╭─ Information shown
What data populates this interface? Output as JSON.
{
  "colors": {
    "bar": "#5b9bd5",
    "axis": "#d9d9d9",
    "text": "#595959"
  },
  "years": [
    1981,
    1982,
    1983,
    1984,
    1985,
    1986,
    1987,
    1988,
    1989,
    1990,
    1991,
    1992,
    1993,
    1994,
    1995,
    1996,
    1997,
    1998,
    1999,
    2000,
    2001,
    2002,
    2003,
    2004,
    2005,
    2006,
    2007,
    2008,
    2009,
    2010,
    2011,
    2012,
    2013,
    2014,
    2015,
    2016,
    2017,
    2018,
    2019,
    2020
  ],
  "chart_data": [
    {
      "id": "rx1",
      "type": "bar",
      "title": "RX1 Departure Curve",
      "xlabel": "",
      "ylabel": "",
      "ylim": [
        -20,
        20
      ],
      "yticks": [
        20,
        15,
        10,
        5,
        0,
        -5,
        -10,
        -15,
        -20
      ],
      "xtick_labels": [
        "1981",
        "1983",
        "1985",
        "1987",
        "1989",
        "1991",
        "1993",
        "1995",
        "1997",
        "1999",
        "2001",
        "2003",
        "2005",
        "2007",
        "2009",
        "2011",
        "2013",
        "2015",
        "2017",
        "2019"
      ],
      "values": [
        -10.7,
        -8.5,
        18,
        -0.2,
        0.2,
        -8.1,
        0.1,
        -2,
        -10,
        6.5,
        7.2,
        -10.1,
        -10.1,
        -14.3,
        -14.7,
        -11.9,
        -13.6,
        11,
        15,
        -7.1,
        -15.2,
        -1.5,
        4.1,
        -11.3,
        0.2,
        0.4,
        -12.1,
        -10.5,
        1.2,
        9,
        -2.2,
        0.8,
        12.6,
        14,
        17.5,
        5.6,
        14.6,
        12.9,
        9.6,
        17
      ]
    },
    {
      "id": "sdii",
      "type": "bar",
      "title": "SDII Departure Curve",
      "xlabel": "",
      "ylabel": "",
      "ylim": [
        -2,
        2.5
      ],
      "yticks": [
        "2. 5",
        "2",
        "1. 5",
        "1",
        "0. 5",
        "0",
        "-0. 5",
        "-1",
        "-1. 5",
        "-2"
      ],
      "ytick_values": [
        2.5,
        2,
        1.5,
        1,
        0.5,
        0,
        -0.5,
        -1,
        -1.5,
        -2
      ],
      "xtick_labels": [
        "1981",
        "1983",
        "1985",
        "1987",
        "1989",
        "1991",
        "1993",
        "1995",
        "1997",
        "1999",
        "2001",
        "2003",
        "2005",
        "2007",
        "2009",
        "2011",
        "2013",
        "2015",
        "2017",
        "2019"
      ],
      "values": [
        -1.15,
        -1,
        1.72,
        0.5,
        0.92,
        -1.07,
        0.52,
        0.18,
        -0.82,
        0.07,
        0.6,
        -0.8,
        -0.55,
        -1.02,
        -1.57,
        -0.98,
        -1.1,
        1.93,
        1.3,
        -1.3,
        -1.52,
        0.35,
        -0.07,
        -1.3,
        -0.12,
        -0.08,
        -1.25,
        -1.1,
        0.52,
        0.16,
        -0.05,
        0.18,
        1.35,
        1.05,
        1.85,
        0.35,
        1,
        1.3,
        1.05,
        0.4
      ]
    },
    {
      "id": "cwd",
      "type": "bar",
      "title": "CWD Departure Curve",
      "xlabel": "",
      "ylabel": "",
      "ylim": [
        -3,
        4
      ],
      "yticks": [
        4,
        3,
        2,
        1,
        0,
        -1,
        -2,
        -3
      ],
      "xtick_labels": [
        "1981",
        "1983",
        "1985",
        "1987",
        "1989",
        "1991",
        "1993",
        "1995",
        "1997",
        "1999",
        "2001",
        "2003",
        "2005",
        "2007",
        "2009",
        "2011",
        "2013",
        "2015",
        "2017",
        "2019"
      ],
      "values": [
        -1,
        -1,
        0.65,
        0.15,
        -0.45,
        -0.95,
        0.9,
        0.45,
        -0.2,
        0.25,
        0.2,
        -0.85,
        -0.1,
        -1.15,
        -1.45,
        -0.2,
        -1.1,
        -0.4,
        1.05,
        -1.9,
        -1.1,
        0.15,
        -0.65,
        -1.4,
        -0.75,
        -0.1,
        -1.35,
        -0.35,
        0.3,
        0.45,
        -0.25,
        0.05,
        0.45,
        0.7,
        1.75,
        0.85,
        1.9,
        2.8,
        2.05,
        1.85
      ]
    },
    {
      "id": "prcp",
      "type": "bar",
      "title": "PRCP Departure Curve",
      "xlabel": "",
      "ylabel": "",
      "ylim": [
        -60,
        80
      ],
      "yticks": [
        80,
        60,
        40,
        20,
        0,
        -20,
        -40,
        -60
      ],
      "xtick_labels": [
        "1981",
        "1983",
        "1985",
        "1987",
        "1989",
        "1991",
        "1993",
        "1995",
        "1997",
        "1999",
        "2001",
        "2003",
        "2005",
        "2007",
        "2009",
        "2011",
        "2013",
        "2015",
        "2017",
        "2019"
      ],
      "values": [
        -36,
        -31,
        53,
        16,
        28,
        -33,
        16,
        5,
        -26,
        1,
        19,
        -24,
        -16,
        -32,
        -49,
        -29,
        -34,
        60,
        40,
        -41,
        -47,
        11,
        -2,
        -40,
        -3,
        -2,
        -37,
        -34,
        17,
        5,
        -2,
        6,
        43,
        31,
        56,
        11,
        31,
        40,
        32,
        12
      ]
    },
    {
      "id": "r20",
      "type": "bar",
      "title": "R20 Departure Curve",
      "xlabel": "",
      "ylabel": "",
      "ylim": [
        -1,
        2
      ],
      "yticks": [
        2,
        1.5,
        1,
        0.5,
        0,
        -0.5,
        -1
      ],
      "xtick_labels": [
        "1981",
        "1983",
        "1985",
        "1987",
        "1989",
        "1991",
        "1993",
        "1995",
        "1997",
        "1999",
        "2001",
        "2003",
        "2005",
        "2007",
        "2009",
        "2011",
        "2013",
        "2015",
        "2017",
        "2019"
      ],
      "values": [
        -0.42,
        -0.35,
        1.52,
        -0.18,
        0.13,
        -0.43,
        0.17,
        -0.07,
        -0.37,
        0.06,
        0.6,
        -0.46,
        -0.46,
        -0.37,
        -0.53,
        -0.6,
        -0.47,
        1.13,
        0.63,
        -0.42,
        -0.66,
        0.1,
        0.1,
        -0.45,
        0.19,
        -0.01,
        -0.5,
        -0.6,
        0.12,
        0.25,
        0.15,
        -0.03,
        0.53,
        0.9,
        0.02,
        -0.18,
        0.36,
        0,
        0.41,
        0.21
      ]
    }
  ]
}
╰─
- _The request_: Your task is to repeat the data exactly; please include every line.

- _Solution to the problem_:
What data populates this interface? Output as JSON.
{
  "colors": {
    "bar": "#5b9bd5",
    "axis": "#d9d9d9",
    "text": "#595959"
  },
  "years": [
    1981,
    1982,
    1983,
    1984,
    1985,
    1986,
    1987,
    1988,
    1989,
    1990,
    1991,
    1992,
    1993,
    1994,
    1995,
    1996,
    1997,
    1998,
    1999,
    2000,
    2001,
    2002,
    2003,
    2004,
    2005,
    2006,
    2007,
    2008,
    2009,
    2010,
    2011,
    2012,
    2013,
    2014,
    2015,
    2016,
    2017,
    2018,
    2019,
    2020
  ],
  "chart_data": [
    {
      "id": "rx1",
      "type": "bar",
      "title": "RX1 Departure Curve",
      "xlabel": "",
      "ylabel": "",
      "ylim": [
        -20,
        20
      ],
      "yticks": [
        20,
        15,
        10,
        5,
        0,
        -5,
        -10,
        -15,
        -20
      ],
      "xtick_labels": [
        "1981",
        "1983",
        "1985",
        "1987",
        "1989",
        "1991",
        "1993",
        "1995",
        "1997",
        "1999",
        "2001",
        "2003",
        "2005",
        "2007",
        "2009",
        "2011",
        "2013",
        "2015",
        "2017",
        "2019"
      ],
      "values": [
        -10.7,
        -8.5,
        18,
        -0.2,
        0.2,
        -8.1,
        0.1,
        -2,
        -10,
        6.5,
        7.2,
        -10.1,
        -10.1,
        -14.3,
        -14.7,
        -11.9,
        -13.6,
        11,
        15,
        -7.1,
        -15.2,
        -1.5,
        4.1,
        -11.3,
        0.2,
        0.4,
        -12.1,
        -10.5,
        1.2,
        9,
        -2.2,
        0.8,
        12.6,
        14,
        17.5,
        5.6,
        14.6,
        12.9,
        9.6,
        17
      ]
    },
    {
      "id": "sdii",
      "type": "bar",
      "title": "SDII Departure Curve",
      "xlabel": "",
      "ylabel": "",
      "ylim": [
        -2,
        2.5
      ],
      "yticks": [
        "2. 5",
        "2",
        "1. 5",
        "1",
        "0. 5",
        "0",
        "-0. 5",
        "-1",
        "-1. 5",
        "-2"
      ],
      "ytick_values": [
        2.5,
        2,
        1.5,
        1,
        0.5,
        0,
        -0.5,
        -1,
        -1.5,
        -2
      ],
      "xtick_labels": [
        "1981",
        "1983",
        "1985",
        "1987",
        "1989",
        "1991",
        "1993",
        "1995",
        "1997",
        "1999",
        "2001",
        "2003",
        "2005",
        "2007",
        "2009",
        "2011",
        "2013",
        "2015",
        "2017",
        "2019"
      ],
      "values": [
        -1.15,
        -1,
        1.72,
        0.5,
        0.92,
        -1.07,
        0.52,
        0.18,
        -0.82,
        0.07,
        0.6,
        -0.8,
        -0.55,
        -1.02,
        -1.57,
        -0.98,
        -1.1,
        1.93,
        1.3,
        -1.3,
        -1.52,
        0.35,
        -0.07,
        -1.3,
        -0.12,
        -0.08,
        -1.25,
        -1.1,
        0.52,
        0.16,
        -0.05,
        0.18,
        1.35,
        1.05,
        1.85,
        0.35,
        1,
        1.3,
        1.05,
        0.4
      ]
    },
    {
      "id": "cwd",
      "type": "bar",
      "title": "CWD Departure Curve",
      "xlabel": "",
      "ylabel": "",
      "ylim": [
        -3,
        4
      ],
      "yticks": [
        4,
        3,
        2,
        1,
        0,
        -1,
        -2,
        -3
      ],
      "xtick_labels": [
        "1981",
        "1983",
        "1985",
        "1987",
        "1989",
        "1991",
        "1993",
        "1995",
        "1997",
        "1999",
        "2001",
        "2003",
        "2005",
        "2007",
        "2009",
        "2011",
        "2013",
        "2015",
        "2017",
        "2019"
      ],
      "values": [
        -1,
        -1,
        0.65,
        0.15,
        -0.45,
        -0.95,
        0.9,
        0.45,
        -0.2,
        0.25,
        0.2,
        -0.85,
        -0.1,
        -1.15,
        -1.45,
        -0.2,
        -1.1,
        -0.4,
        1.05,
        -1.9,
        -1.1,
        0.15,
        -0.65,
        -1.4,
        -0.75,
        -0.1,
        -1.35,
        -0.35,
        0.3,
        0.45,
        -0.25,
        0.05,
        0.45,
        0.7,
        1.75,
        0.85,
        1.9,
        2.8,
        2.05,
        1.85
      ]
    },
    {
      "id": "prcp",
      "type": "bar",
      "title": "PRCP Departure Curve",
      "xlabel": "",
      "ylabel": "",
      "ylim": [
        -60,
        80
      ],
      "yticks": [
        80,
        60,
        40,
        20,
        0,
        -20,
        -40,
        -60
      ],
      "xtick_labels": [
        "1981",
        "1983",
        "1985",
        "1987",
        "1989",
        "1991",
        "1993",
        "1995",
        "1997",
        "1999",
        "2001",
        "2003",
        "2005",
        "2007",
        "2009",
        "2011",
        "2013",
        "2015",
        "2017",
        "2019"
      ],
      "values": [
        -36,
        -31,
        53,
        16,
        28,
        -33,
        16,
        5,
        -26,
        1,
        19,
        -24,
        -16,
        -32,
        -49,
        -29,
        -34,
        60,
        40,
        -41,
        -47,
        11,
        -2,
        -40,
        -3,
        -2,
        -37,
        -34,
        17,
        5,
        -2,
        6,
        43,
        31,
        56,
        11,
        31,
        40,
        32,
        12
      ]
    },
    {
      "id": "r20",
      "type": "bar",
      "title": "R20 Departure Curve",
      "xlabel": "",
      "ylabel": "",
      "ylim": [
        -1,
        2
      ],
      "yticks": [
        2,
        1.5,
        1,
        0.5,
        0,
        -0.5,
        -1
      ],
      "xtick_labels": [
        "1981",
        "1983",
        "1985",
        "1987",
        "1989",
        "1991",
        "1993",
        "1995",
        "1997",
        "1999",
        "2001",
        "2003",
        "2005",
        "2007",
        "2009",
        "2011",
        "2013",
        "2015",
        "2017",
        "2019"
      ],
      "values": [
        -0.42,
        -0.35,
        1.52,
        -0.18,
        0.13,
        -0.43,
        0.17,
        -0.07,
        -0.37,
        0.06,
        0.6,
        -0.46,
        -0.46,
        -0.37,
        -0.53,
        -0.6,
        -0.47,
        1.13,
        0.63,
        -0.42,
        -0.66,
        0.1,
        0.1,
        -0.45,
        0.19,
        -0.01,
        -0.5,
        -0.6,
        0.12,
        0.25,
        0.15,
        -0.03,
        0.53,
        0.9,
        0.02,
        -0.18,
        0.36,
        0,
        0.41,
        0.21
      ]
    }
  ]
}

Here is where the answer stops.